> **Your task**
Reproduce each line of the listing exactly.
:: Dataset ::
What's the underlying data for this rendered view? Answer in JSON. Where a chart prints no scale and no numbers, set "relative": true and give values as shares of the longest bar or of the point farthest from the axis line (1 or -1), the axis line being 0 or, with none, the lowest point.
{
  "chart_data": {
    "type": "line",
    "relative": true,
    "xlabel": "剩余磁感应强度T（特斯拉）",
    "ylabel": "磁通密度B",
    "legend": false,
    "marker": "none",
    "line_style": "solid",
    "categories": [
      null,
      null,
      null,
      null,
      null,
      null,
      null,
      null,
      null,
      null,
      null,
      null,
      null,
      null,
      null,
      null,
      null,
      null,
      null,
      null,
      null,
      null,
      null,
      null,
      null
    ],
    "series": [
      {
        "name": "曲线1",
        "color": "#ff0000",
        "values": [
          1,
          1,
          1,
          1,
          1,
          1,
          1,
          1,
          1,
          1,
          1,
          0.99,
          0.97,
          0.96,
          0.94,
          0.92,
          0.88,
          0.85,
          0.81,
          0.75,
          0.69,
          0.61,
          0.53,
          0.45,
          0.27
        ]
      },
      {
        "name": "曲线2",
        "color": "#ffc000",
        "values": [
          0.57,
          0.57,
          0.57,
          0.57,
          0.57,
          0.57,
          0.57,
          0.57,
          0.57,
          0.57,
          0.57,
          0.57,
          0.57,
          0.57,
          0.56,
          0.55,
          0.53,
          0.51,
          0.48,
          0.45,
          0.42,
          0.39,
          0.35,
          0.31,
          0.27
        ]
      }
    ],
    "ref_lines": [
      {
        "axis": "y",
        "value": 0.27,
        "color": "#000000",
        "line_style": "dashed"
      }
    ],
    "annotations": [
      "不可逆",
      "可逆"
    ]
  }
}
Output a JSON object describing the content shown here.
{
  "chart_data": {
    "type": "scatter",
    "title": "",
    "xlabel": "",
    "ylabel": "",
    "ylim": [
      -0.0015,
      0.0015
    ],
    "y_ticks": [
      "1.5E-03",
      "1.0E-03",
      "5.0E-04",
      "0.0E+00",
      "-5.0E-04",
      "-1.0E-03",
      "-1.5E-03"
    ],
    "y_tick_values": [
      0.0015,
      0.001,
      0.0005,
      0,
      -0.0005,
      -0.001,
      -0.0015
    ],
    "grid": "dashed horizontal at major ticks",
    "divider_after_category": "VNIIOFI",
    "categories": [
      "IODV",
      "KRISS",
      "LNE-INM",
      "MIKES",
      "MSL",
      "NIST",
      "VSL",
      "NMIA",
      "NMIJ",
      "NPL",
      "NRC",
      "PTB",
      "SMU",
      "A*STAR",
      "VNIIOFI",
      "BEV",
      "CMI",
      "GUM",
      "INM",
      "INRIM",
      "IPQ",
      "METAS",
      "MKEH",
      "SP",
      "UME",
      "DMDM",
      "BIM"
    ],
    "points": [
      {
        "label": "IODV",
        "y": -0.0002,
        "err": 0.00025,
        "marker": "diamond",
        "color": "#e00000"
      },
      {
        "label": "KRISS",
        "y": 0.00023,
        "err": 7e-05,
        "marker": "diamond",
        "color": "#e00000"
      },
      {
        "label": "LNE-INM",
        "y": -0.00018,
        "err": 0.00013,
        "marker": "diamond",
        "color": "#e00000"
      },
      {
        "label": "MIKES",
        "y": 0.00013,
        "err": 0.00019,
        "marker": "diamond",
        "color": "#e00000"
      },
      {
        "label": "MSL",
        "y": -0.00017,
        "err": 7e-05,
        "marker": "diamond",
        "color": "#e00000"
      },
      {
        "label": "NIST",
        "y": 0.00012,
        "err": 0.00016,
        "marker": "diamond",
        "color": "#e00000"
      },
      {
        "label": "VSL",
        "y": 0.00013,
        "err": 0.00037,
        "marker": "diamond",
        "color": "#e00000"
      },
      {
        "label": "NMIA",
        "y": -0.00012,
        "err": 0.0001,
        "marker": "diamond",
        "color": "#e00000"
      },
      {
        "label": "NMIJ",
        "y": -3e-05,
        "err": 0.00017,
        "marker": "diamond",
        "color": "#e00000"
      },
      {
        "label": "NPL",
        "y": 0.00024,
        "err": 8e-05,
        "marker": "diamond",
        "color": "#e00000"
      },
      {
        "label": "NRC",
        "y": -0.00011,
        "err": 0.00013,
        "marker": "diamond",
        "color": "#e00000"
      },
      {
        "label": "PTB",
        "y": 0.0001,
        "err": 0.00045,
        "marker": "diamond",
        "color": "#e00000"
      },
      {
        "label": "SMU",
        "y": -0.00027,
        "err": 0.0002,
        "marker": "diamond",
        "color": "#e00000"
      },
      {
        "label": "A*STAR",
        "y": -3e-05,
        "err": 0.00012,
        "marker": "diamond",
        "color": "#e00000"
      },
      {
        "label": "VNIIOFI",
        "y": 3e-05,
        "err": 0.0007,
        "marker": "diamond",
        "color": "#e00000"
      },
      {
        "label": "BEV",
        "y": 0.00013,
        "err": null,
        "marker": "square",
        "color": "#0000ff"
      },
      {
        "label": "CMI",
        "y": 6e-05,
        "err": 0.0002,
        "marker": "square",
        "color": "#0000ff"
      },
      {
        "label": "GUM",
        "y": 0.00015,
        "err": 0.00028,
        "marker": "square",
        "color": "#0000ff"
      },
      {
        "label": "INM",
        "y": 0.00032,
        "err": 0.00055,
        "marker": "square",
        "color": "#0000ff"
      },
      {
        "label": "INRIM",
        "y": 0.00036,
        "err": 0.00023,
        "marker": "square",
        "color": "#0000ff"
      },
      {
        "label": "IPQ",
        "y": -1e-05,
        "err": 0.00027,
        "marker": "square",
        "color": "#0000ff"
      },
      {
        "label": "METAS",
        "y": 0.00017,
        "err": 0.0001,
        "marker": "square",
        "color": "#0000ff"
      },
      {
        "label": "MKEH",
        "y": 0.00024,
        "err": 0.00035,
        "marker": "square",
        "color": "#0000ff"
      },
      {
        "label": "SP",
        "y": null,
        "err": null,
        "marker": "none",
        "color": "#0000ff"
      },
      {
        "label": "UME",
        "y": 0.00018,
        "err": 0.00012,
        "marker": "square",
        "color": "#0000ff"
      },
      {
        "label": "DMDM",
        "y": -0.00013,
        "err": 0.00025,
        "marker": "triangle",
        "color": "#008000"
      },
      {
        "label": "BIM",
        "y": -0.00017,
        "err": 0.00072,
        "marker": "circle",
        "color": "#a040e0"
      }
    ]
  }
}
:::
> **Worked solution**
What's the underlying data for this rendered view? Answer in JSON. Where a chart prints no scale and no numbers, set "relative": true and give values as shares of the longest bar or of the point farthest from the axis line (1 or -1), the axis line being 0 or, with none, the lowest point.
{
  "chart_data": {
    "type": "line",
    "relative": true,
    "xlabel": "剩余磁感应强度T（特斯拉）",
    "ylabel": "磁通密度B",
    "legend": false,
    "marker": "none",
    "line_style": "solid",
    "categories": [
      null,
      null,
      null,
      null,
      null,
      null,
      null,
      null,
      null,
      null,
      null,
      null,
      null,
      null,
      null,
      null,
      null,
      null,
      null,
      null,
      null,
      null,
      null,
      null,
      null
    ],
    "series": [
      {
        "name": "曲线1",
        "color": "#ff0000",
        "values": [
          1,
          1,
          1,
          1,
          1,
          1,
          1,
          1,
          1,
          1,
          1,
          0.99,
          0.97,
          0.96,
          0.94,
          0.92,
          0.88,
          0.85,
          0.81,
          0.75,
          0.69,
          0.61,
          0.53,
          0.45,
          0.27
        ]
      },
      {
        "name": "曲线2",
        "color": "#ffc000",
        "values": [
          0.57,
          0.57,
          0.57,
          0.57,
          0.57,
          0.57,
          0.57,
          0.57,
          0.57,
          0.57,
          0.57,
          0.57,
          0.57,
          0.57,
          0.56,
          0.55,
          0.53,
          0.51,
          0.48,
          0.45,
          0.42,
          0.39,
          0.35,
          0.31,
          0.27
        ]
      }
    ],
    "ref_lines": [
      {
        "axis": "y",
        "value": 0.27,
        "color": "#000000",
        "line_style": "dashed"
      }
    ],
    "annotations": [
      "不可逆",
      "可逆"
    ]
  }
}
Output a JSON object describing the content shown here.
{
  "chart_data": {
    "type": "scatter",
    "title": "",
    "xlabel": "",
    "ylabel": "",
    "ylim": [
      -0.0015,
      0.0015
    ],
    "y_ticks": [
      "1.5E-03",
      "1.0E-03",
      "5.0E-04",
      "0.0E+00",
      "-5.0E-04",
      "-1.0E-03",
      "-1.5E-03"
    ],
    "y_tick_values": [
      0.0015,
      0.001,
      0.0005,
      0,
      -0.0005,
      -0.001,
      -0.0015
    ],
    "grid": "dashed horizontal at major ticks",
    "divider_after_category": "VNIIOFI",
    "categories": [
      "IODV",
      "KRISS",
      "LNE-INM",
      "MIKES",
      "MSL",
      "NIST",
      "VSL",
      "NMIA",
      "NMIJ",
      "NPL",
      "NRC",
      "PTB",
      "SMU",
      "A*STAR",
      "VNIIOFI",
      "BEV",
      "CMI",
      "GUM",
      "INM",
      "INRIM",
      "IPQ",
      "METAS",
      "MKEH",
      "SP",
      "UME",
      "DMDM",
      "BIM"
    ],
    "points": [
      {
        "label": "IODV",
        "y": -0.0002,
        "err": 0.00025,
        "marker": "diamond",
        "color": "#e00000"
      },
      {
        "label": "KRISS",
        "y": 0.00023,
        "err": 7e-05,
        "marker": "diamond",
        "color": "#e00000"
      },
      {
        "label": "LNE-INM",
        "y": -0.00018,
        "err": 0.00013,
        "marker": "diamond",
        "color": "#e00000"
      },
      {
        "label": "MIKES",
        "y": 0.00013,
        "err": 0.00019,
        "marker": "diamond",
        "color": "#e00000"
      },
      {
        "label": "MSL",
        "y": -0.00017,
        "err": 7e-05,
        "marker": "diamond",
        "color": "#e00000"
      },
      {
        "label": "NIST",
        "y": 0.00012,
        "err": 0.00016,
        "marker": "diamond",
        "color": "#e00000"
      },
      {
        "label": "VSL",
        "y": 0.00013,
        "err": 0.00037,
        "marker": "diamond",
        "color": "#e00000"
      },
      {
        "label": "NMIA",
        "y": -0.00012,
        "err": 0.0001,
        "marker": "diamond",
        "color": "#e00000"
      },
      {
        "label": "NMIJ",
        "y": -3e-05,
        "err": 0.00017,
        "marker": "diamond",
        "color": "#e00000"
      },
      {
        "label": "NPL",
        "y": 0.00024,
        "err": 8e-05,
        "marker": "diamond",
        "color": "#e00000"
      },
      {
        "label": "NRC",
        "y": -0.00011,
        "err": 0.00013,
        "marker": "diamond",
        "color": "#e00000"
      },
      {
        "label": "PTB",
        "y": 0.0001,
        "err": 0.00045,
        "marker": "diamond",
        "color": "#e00000"
      },
      {
        "label": "SMU",
        "y": -0.00027,
        "err": 0.0002,
        "marker": "diamond",
        "color": "#e00000"
      },
      {
        "label": "A*STAR",
        "y": -3e-05,
        "err": 0.00012,
        "marker": "diamond",
        "color": "#e00000"
      },
      {
        "label": "VNIIOFI",
        "y": 3e-05,
        "err": 0.0007,
        "marker": "diamond",
        "color": "#e00000"
      },
      {
        "label": "BEV",
        "y": 0.00013,
        "err": null,
        "marker": "square",
        "color": "#0000ff"
      },
      {
        "label": "CMI",
        "y": 6e-05,
        "err": 0.0002,
        "marker": "square",
        "color": "#0000ff"
      },
      {
        "label": "GUM",
        "y": 0.00015,
        "err": 0.00028,
        "marker": "square",
        "color": "#0000ff"
      },
      {
        "label": "INM",
        "y": 0.00032,
        "err": 0.00055,
        "marker": "square",
        "color": "#0000ff"
      },
      {
        "label": "INRIM",
        "y": 0.00036,
        "err": 0.00023,
        "marker": "square",
        "color": "#0000ff"
      },
      {
        "label": "IPQ",
        "y": -1e-05,
        "err": 0.00027,
        "marker": "square",
        "color": "#0000ff"
      },
      {
        "label": "METAS",
        "y": 0.00017,
        "err": 0.0001,
        "marker": "square",
        "color": "#0000ff"
      },
      {
        "label": "MKEH",
        "y": 0.00024,
        "err": 0.00035,
        "marker": "square",
        "color": "#0000ff"
      },
      {
        "label": "SP",
        "y": null,
        "err": null,
        "marker": "none",
        "color": "#0000ff"
      },
      {
        "label": "UME",
        "y": 0.00018,
        "err": 0.00012,
        "marker": "square",
        "color": "#0000ff"
      },
      {
        "label": "DMDM",
        "y": -0.00013,
        "err": 0.00025,
        "marker": "triangle",
        "color": "#008000"
      },
      {
        "label": "BIM",
        "y": -0.00017,
        "err": 0.00072,
        "marker": "circle",
        "color": "#a040e0"
      }
    ]
  }
}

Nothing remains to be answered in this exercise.